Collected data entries
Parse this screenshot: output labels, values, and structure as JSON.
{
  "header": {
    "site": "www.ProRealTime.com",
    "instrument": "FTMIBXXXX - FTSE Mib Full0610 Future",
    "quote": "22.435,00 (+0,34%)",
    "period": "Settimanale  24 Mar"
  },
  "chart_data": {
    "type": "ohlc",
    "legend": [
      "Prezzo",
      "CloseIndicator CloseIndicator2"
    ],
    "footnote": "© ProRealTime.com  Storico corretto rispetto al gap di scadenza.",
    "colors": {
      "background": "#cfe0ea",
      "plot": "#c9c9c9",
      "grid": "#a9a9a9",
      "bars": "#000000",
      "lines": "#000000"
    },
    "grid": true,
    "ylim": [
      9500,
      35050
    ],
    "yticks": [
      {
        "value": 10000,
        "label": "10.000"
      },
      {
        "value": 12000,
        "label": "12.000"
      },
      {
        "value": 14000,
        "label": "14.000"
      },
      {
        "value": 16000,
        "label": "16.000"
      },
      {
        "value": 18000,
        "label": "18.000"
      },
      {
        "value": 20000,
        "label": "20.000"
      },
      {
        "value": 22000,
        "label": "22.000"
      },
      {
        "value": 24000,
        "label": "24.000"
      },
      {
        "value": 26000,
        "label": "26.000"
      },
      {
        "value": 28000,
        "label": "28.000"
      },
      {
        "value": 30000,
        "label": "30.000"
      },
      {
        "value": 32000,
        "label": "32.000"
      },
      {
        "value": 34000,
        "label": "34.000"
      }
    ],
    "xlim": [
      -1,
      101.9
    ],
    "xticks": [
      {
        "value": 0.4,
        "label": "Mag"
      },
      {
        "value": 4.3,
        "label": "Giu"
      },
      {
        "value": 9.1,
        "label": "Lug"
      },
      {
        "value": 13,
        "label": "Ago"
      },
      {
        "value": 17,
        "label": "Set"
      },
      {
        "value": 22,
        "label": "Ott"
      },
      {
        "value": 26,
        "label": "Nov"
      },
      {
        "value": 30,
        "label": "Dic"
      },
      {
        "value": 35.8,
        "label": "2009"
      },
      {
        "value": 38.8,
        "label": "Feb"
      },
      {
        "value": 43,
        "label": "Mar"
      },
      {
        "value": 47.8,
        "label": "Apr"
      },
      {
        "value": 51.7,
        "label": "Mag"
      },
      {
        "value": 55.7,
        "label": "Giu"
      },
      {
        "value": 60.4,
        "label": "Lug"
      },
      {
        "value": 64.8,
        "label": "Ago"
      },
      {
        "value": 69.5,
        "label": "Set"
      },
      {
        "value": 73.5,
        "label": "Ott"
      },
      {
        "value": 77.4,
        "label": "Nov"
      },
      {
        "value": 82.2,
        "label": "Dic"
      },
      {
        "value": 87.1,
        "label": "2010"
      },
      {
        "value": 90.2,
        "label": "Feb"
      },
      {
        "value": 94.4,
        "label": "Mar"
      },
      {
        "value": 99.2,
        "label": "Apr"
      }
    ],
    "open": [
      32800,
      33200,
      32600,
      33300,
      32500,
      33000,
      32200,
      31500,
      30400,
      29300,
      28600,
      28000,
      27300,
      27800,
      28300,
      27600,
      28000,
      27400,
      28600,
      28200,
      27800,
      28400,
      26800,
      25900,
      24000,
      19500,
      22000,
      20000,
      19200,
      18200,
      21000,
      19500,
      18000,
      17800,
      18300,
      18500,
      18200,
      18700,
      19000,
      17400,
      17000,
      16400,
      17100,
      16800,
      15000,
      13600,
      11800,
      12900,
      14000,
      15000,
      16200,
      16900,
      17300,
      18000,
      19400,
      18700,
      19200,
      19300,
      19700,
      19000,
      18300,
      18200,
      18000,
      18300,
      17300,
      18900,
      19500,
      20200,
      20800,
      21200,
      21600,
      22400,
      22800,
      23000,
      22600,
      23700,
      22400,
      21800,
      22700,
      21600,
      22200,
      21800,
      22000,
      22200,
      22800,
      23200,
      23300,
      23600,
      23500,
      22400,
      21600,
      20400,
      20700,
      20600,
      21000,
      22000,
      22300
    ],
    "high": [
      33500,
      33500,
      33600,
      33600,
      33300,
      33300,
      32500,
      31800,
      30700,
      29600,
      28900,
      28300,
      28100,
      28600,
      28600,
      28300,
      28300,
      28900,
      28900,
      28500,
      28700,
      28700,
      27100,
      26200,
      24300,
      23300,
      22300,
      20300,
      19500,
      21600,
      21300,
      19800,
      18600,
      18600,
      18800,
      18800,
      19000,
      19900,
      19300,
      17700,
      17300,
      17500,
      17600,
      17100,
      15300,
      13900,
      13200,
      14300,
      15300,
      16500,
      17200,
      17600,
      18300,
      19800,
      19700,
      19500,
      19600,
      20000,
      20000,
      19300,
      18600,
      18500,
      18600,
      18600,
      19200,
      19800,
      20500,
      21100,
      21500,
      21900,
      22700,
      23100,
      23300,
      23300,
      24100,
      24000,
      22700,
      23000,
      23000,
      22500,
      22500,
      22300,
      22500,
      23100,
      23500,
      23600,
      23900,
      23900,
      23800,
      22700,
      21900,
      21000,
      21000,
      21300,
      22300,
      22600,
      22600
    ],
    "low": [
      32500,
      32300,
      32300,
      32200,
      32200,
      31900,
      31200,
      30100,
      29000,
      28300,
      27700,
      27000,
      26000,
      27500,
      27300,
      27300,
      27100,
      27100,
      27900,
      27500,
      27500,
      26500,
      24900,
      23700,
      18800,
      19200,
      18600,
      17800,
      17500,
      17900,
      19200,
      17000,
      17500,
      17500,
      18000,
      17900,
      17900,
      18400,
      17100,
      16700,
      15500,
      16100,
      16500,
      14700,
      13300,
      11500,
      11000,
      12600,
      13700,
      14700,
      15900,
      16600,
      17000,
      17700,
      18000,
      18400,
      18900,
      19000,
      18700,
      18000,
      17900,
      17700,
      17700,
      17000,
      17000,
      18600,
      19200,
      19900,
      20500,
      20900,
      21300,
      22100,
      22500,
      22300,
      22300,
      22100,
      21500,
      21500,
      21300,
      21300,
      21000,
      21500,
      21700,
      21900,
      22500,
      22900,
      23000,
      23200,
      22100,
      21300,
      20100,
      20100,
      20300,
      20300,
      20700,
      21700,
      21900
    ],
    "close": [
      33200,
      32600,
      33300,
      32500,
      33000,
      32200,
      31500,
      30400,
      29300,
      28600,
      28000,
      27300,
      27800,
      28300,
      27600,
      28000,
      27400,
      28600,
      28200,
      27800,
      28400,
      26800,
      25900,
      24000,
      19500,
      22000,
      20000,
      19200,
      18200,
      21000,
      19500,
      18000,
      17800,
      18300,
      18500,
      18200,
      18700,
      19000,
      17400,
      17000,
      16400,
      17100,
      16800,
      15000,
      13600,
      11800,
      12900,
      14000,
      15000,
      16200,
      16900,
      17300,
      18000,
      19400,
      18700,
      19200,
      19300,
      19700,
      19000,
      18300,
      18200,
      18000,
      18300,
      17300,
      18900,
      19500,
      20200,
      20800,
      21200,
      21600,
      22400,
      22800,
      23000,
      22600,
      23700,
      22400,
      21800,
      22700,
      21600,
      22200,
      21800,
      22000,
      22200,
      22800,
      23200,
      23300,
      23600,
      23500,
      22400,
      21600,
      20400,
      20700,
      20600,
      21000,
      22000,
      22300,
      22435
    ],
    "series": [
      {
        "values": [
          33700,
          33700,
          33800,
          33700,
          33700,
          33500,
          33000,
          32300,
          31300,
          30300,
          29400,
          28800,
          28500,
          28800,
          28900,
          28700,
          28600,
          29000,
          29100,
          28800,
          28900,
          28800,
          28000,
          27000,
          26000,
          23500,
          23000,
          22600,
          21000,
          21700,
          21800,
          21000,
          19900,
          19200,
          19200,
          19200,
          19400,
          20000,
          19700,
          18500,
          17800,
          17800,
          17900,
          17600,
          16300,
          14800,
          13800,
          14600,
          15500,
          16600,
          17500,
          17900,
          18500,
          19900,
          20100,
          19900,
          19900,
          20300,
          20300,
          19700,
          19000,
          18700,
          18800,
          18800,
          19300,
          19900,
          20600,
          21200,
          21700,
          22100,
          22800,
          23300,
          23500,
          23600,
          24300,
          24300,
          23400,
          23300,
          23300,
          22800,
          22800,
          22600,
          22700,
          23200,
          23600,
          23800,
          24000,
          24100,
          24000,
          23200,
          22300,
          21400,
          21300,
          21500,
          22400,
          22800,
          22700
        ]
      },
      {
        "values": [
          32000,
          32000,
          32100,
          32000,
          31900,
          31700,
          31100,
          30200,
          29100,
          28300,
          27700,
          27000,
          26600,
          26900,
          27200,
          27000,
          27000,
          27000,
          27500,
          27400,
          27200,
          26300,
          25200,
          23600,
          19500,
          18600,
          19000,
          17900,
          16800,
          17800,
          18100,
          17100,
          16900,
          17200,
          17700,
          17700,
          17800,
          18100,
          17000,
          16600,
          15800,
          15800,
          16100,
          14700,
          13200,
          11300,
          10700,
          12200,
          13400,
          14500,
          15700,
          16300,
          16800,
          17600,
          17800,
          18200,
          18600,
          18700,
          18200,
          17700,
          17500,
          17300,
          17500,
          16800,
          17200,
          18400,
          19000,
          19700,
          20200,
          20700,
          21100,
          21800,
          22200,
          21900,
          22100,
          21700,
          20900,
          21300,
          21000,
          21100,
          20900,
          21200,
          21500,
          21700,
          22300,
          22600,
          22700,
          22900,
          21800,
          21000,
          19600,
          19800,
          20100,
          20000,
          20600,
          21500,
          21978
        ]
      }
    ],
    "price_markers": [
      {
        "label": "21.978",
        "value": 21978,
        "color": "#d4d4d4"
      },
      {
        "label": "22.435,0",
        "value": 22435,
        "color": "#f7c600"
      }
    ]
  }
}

→ Exercise description
Every line in the data above that contains "ProRealTime" needs to be copied.

→ Complete answer
    "site": "www.ProRealTime.com",
    "footnote": "© ProRealTime.com  Storico corretto rispetto al gap di scadenza.",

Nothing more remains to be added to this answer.